**TASK OBJECTIVE:** What follows is a listing to be transcribed exactly.

**LISTING:**
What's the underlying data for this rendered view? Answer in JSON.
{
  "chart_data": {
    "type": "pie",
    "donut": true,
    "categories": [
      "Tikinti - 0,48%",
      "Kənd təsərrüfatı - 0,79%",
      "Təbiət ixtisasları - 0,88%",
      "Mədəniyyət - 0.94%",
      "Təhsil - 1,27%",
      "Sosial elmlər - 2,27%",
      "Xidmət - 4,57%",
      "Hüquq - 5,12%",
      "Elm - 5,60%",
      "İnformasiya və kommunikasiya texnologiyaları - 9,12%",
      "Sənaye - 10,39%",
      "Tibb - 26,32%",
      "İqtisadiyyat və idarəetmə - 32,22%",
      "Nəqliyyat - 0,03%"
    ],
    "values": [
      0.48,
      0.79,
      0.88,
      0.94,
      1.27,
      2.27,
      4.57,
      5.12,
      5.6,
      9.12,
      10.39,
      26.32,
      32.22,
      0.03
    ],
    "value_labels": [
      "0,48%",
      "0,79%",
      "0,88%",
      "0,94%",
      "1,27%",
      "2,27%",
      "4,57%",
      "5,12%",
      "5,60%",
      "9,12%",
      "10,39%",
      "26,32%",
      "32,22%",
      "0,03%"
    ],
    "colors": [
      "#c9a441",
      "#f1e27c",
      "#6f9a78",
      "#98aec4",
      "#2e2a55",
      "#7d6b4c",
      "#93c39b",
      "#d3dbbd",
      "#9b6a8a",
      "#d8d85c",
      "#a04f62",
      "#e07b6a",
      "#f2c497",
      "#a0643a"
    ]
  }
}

**WRITTEN ANSWER:**
What's the underlying data for this rendered view? Answer in JSON.
{
  "chart_data": {
    "type": "pie",
    "donut": true,
    "categories": [
      "Tikinti - 0,48%",
      "Kənd təsərrüfatı - 0,79%",
      "Təbiət ixtisasları - 0,88%",
      "Mədəniyyət - 0.94%",
      "Təhsil - 1,27%",
      "Sosial elmlər - 2,27%",
      "Xidmət - 4,57%",
      "Hüquq - 5,12%",
      "Elm - 5,60%",
      "İnformasiya və kommunikasiya texnologiyaları - 9,12%",
      "Sənaye - 10,39%",
      "Tibb - 26,32%",
      "İqtisadiyyat və idarəetmə - 32,22%",
      "Nəqliyyat - 0,03%"
    ],
    "values": [
      0.48,
      0.79,
      0.88,
      0.94,
      1.27,
      2.27,
      4.57,
      5.12,
      5.6,
      9.12,
      10.39,
      26.32,
      32.22,
      0.03
    ],
    "value_labels": [
      "0,48%",
      "0,79%",
      "0,88%",
      "0,94%",
      "1,27%",
      "2,27%",
      "4,57%",
      "5,12%",
      "5,60%",
      "9,12%",
      "10,39%",
      "26,32%",
      "32,22%",
      "0,03%"
    ],
    "colors": [
      "#c9a441",
      "#f1e27c",
      "#6f9a78",
      "#98aec4",
      "#2e2a55",
      "#7d6b4c",
      "#93c39b",
      "#d3dbbd",
      "#9b6a8a",
      "#d8d85c",
      "#a04f62",
      "#e07b6a",
      "#f2c497",
      "#a0643a"
    ]
  }
}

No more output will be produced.